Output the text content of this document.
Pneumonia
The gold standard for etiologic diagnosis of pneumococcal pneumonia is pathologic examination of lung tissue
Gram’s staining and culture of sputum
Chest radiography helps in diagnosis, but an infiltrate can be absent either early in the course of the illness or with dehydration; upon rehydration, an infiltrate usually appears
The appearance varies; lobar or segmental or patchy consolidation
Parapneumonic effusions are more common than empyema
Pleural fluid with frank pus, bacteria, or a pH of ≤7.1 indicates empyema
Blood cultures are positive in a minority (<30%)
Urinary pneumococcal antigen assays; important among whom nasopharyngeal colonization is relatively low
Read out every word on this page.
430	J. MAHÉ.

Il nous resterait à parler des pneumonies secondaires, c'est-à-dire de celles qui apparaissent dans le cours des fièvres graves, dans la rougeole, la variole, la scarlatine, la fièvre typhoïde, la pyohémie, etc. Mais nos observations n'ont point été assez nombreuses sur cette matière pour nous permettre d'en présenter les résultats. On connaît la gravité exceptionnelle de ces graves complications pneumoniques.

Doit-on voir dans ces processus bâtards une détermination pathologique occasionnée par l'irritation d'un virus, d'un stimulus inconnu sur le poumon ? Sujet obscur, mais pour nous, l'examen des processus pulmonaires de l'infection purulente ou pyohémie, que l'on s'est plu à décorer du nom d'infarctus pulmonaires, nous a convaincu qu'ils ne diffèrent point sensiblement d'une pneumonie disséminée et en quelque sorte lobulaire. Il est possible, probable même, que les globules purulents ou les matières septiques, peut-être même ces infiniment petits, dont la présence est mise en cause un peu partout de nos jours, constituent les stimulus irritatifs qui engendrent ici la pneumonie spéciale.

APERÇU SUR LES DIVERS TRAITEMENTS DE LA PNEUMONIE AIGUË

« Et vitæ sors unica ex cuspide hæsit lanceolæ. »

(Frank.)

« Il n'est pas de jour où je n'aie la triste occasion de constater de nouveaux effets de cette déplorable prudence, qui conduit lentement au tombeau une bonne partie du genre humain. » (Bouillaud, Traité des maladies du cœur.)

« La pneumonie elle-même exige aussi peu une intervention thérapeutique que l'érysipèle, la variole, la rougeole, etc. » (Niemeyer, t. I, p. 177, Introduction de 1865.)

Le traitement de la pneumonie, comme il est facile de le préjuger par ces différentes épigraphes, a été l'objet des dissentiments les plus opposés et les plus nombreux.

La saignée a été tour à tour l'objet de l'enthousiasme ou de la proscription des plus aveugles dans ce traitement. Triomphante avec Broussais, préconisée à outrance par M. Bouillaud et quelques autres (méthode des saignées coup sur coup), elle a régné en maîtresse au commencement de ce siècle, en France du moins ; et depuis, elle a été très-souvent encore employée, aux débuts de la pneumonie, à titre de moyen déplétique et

============================================================

**Task:** Type out all of the material again, word for word.

**The answer:**
Output the text content of this document.
Pneumonia
The gold standard for etiologic diagnosis of pneumococcal pneumonia is pathologic examination of lung tissue
Gram’s staining and culture of sputum
Chest radiography helps in diagnosis, but an infiltrate can be absent either early in the course of the illness or with dehydration; upon rehydration, an infiltrate usually appears
The appearance varies; lobar or segmental or patchy consolidation
Parapneumonic effusions are more common than empyema
Pleural fluid with frank pus, bacteria, or a pH of ≤7.1 indicates empyema
Blood cultures are positive in a minority (<30%)
Urinary pneumococcal antigen assays; important among whom nasopharyngeal colonization is relatively low
Read out every word on this page.
430	J. MAHÉ.

Il nous resterait à parler des pneumonies secondaires, c'est-à-dire de celles qui apparaissent dans le cours des fièvres graves, dans la rougeole, la variole, la scarlatine, la fièvre typhoïde, la pyohémie, etc. Mais nos observations n'ont point été assez nombreuses sur cette matière pour nous permettre d'en présenter les résultats. On connaît la gravité exceptionnelle de ces graves complications pneumoniques.

Doit-on voir dans ces processus bâtards une détermination pathologique occasionnée par l'irritation d'un virus, d'un stimulus inconnu sur le poumon ? Sujet obscur, mais pour nous, l'examen des processus pulmonaires de l'infection purulente ou pyohémie, que l'on s'est plu à décorer du nom d'infarctus pulmonaires, nous a convaincu qu'ils ne diffèrent point sensiblement d'une pneumonie disséminée et en quelque sorte lobulaire. Il est possible, probable même, que les globules purulents ou les matières septiques, peut-être même ces infiniment petits, dont la présence est mise en cause un peu partout de nos jours, constituent les stimulus irritatifs qui engendrent ici la pneumonie spéciale.

APERÇU SUR LES DIVERS TRAITEMENTS DE LA PNEUMONIE AIGUË

« Et vitæ sors unica ex cuspide hæsit lanceolæ. »

(Frank.)

« Il n'est pas de jour où je n'aie la triste occasion de constater de nouveaux effets de cette déplorable prudence, qui conduit lentement au tombeau une bonne partie du genre humain. » (Bouillaud, Traité des maladies du cœur.)

« La pneumonie elle-même exige aussi peu une intervention thérapeutique que l'érysipèle, la variole, la rougeole, etc. » (Niemeyer, t. I, p. 177, Introduction de 1865.)

Le traitement de la pneumonie, comme il est facile de le préjuger par ces différentes épigraphes, a été l'objet des dissentiments les plus opposés et les plus nombreux.

La saignée a été tour à tour l'objet de l'enthousiasme ou de la proscription des plus aveugles dans ce traitement. Triomphante avec Broussais, préconisée à outrance par M. Bouillaud et quelques autres (méthode des saignées coup sur coup), elle a régné en maîtresse au commencement de ce siècle, en France du moins ; et depuis, elle a été très-souvent encore employée, aux débuts de la pneumonie, à titre de moyen déplétique et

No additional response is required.